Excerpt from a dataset
* begin *
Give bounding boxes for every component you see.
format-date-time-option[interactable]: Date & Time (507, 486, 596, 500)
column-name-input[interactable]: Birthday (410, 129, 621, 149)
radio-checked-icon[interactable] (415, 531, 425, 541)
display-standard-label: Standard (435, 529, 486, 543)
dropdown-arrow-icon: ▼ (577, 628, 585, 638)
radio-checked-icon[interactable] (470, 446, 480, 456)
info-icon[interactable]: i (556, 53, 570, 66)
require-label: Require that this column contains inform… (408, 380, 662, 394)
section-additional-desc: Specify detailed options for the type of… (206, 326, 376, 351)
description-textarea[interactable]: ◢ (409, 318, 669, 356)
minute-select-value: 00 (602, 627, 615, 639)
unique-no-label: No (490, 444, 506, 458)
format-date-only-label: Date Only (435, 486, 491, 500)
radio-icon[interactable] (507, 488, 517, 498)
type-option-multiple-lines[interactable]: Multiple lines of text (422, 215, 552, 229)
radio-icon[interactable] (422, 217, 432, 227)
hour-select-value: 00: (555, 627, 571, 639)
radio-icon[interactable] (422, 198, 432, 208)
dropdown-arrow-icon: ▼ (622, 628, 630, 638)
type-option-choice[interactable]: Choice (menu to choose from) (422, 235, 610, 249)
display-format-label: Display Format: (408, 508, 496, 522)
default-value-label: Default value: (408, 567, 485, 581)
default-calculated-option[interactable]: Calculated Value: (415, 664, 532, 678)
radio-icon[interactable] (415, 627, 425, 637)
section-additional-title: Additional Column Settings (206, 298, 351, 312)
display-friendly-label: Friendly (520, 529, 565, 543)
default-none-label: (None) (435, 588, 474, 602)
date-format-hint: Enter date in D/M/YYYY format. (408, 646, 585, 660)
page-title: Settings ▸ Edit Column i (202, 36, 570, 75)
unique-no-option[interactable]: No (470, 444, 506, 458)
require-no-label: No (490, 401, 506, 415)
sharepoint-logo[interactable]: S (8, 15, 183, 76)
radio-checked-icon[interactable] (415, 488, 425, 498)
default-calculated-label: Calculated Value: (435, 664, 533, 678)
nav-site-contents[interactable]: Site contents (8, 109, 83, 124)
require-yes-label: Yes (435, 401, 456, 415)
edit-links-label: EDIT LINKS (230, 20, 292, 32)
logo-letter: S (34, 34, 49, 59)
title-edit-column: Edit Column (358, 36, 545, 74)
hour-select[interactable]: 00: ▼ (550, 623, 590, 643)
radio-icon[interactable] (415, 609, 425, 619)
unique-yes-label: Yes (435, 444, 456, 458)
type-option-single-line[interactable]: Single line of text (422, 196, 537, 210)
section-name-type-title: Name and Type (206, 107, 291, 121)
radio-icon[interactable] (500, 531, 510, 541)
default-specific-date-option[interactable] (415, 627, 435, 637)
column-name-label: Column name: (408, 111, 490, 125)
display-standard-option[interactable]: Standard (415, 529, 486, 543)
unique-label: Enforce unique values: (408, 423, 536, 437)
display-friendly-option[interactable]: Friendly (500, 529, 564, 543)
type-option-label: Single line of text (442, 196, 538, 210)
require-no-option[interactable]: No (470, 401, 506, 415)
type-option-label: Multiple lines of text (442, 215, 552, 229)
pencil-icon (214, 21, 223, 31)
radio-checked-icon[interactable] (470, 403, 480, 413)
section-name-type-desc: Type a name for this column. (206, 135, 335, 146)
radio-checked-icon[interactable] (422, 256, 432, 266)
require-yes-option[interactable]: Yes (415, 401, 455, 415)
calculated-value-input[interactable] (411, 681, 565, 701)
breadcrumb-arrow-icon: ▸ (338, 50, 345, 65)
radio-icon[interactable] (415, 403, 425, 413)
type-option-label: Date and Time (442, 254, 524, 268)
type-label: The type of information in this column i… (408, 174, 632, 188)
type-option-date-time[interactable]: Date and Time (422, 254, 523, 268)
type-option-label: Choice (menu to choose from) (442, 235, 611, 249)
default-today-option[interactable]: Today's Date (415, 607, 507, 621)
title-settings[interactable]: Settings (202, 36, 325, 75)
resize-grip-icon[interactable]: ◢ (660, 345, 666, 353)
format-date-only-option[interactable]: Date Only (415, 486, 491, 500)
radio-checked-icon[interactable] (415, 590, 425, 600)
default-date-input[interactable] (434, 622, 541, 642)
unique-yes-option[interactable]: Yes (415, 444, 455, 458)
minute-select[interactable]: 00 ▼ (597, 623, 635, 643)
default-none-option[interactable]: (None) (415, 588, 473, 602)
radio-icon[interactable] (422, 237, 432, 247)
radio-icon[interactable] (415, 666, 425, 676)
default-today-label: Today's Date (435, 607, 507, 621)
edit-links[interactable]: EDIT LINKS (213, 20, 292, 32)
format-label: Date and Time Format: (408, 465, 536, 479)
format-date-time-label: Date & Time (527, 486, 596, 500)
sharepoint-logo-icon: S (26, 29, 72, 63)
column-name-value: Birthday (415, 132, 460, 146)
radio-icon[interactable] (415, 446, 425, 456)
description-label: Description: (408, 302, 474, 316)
* end *
* begin *
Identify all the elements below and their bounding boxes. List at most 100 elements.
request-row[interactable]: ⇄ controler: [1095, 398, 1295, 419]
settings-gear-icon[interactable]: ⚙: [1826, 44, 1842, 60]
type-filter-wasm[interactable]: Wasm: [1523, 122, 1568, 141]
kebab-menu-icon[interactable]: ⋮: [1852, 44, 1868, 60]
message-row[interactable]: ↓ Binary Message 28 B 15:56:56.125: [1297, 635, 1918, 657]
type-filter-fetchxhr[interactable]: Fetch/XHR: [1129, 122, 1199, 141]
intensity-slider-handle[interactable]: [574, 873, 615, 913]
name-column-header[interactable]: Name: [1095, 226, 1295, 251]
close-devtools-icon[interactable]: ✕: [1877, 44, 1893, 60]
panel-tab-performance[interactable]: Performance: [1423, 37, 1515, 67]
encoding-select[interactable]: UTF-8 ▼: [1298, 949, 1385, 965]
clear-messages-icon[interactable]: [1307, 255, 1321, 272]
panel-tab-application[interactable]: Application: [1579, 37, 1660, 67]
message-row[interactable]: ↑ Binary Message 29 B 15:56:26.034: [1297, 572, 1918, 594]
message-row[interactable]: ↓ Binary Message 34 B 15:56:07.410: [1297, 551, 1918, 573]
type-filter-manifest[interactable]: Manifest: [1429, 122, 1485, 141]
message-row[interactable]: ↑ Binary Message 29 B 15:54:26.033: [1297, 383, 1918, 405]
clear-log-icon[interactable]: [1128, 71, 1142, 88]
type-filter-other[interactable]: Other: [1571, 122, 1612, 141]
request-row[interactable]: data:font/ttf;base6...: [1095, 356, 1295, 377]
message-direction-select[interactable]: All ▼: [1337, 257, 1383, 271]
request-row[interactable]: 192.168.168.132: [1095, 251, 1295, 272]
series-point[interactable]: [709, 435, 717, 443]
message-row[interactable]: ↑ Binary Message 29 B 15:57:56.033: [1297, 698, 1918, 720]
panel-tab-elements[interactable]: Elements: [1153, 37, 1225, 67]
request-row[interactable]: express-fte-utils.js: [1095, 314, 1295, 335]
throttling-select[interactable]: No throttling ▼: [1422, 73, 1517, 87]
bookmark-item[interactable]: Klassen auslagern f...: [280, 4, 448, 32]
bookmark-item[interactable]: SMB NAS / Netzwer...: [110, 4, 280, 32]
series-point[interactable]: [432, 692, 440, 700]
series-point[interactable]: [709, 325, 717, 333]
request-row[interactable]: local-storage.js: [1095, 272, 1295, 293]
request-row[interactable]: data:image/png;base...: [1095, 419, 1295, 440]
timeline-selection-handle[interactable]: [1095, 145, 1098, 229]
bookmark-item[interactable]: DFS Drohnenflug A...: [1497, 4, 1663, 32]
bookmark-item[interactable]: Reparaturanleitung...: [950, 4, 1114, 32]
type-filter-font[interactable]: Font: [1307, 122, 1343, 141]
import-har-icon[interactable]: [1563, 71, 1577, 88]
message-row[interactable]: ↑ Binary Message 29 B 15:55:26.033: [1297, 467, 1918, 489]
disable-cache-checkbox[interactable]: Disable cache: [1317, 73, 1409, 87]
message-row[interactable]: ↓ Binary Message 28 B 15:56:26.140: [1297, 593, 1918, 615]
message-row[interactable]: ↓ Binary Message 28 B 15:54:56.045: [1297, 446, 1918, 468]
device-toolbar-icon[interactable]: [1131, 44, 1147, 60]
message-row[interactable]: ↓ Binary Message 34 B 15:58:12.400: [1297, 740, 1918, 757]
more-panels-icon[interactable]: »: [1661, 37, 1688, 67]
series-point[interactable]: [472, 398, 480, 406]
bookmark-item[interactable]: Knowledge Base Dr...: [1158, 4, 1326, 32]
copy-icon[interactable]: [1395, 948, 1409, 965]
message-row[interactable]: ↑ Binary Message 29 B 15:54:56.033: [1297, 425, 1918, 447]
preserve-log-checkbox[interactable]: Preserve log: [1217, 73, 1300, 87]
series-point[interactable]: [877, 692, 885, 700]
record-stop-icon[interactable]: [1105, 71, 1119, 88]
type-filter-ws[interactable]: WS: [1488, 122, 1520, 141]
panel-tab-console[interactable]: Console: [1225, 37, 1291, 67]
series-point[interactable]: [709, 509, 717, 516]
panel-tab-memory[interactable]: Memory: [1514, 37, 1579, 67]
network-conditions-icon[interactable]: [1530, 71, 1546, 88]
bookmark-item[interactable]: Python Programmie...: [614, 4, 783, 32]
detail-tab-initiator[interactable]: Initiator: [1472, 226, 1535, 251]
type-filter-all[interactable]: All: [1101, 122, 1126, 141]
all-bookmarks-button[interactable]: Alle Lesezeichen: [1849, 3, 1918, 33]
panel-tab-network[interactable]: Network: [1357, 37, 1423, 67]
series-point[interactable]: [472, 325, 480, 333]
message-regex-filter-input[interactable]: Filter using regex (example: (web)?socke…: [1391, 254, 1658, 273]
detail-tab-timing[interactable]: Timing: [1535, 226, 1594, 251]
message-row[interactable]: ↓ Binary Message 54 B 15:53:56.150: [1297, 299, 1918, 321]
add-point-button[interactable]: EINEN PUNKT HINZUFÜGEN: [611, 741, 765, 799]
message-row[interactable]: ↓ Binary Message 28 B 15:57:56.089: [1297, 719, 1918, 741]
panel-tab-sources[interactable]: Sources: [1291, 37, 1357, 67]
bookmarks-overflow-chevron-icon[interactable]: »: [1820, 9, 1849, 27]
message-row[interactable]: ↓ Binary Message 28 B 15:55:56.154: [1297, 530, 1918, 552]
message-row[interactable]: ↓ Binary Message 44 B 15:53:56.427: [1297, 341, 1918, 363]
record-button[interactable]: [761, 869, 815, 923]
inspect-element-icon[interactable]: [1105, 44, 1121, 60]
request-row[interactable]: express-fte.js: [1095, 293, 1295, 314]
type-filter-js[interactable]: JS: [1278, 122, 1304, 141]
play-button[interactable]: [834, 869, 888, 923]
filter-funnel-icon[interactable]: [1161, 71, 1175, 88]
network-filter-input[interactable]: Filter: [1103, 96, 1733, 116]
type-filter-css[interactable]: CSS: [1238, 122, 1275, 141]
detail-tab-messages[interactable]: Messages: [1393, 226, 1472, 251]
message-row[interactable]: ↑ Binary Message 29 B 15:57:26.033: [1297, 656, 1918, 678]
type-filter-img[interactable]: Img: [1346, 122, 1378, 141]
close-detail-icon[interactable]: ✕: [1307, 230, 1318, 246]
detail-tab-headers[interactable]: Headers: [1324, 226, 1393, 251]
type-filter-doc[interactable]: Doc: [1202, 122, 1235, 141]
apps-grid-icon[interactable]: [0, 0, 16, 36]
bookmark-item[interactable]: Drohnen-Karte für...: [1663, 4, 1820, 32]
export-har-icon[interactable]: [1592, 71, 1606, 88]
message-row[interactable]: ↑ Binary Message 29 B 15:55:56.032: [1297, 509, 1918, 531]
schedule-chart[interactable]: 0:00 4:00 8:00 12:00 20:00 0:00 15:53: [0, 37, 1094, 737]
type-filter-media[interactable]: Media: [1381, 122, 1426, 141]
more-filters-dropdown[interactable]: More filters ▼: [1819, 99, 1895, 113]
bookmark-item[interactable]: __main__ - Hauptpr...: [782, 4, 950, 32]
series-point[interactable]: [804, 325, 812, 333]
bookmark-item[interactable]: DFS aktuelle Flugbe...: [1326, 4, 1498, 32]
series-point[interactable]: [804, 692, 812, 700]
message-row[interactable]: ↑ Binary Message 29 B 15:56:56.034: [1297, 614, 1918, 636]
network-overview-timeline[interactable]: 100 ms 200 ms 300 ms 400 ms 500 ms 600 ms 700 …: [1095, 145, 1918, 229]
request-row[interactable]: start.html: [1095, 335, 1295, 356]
* end *
(Exercise)
Transcribe every line of the data from the one containing "Give bounding boxes" down to the one containing "sharepoint-logo[interactable]: S (8, 15, 183, 76)", including both of those lines.

(Solution below)
Give bounding boxes for every component you see.
format-date-time-option[interactable]: Date & Time (507, 486, 596, 500)
column-name-input[interactable]: Birthday (410, 129, 621, 149)
radio-checked-icon[interactable] (415, 531, 425, 541)
display-standard-label: Standard (435, 529, 486, 543)
dropdown-arrow-icon: ▼ (577, 628, 585, 638)
radio-checked-icon[interactable] (470, 446, 480, 456)
info-icon[interactable]: i (556, 53, 570, 66)
require-label: Require that this column contains inform… (408, 380, 662, 394)
section-additional-desc: Specify detailed options for the type of… (206, 326, 376, 351)
description-textarea[interactable]: ◢ (409, 318, 669, 356)
minute-select-value: 00 (602, 627, 615, 639)
unique-no-label: No (490, 444, 506, 458)
format-date-only-label: Date Only (435, 486, 491, 500)
radio-icon[interactable] (507, 488, 517, 498)
type-option-multiple-lines[interactable]: Multiple lines of text (422, 215, 552, 229)
radio-icon[interactable] (422, 217, 432, 227)
hour-select-value: 00: (555, 627, 571, 639)
radio-icon[interactable] (422, 198, 432, 208)
dropdown-arrow-icon: ▼ (622, 628, 630, 638)
type-option-choice[interactable]: Choice (menu to choose from) (422, 235, 610, 249)
display-format-label: Display Format: (408, 508, 496, 522)
default-value-label: Default value: (408, 567, 485, 581)
default-calculated-option[interactable]: Calculated Value: (415, 664, 532, 678)
radio-icon[interactable] (415, 627, 425, 637)
section-additional-title: Additional Column Settings (206, 298, 351, 312)
display-friendly-label: Friendly (520, 529, 565, 543)
default-none-label: (None) (435, 588, 474, 602)
date-format-hint: Enter date in D/M/YYYY format. (408, 646, 585, 660)
page-title: Settings ▸ Edit Column i (202, 36, 570, 75)
unique-no-option[interactable]: No (470, 444, 506, 458)
require-no-label: No (490, 401, 506, 415)
sharepoint-logo[interactable]: S (8, 15, 183, 76)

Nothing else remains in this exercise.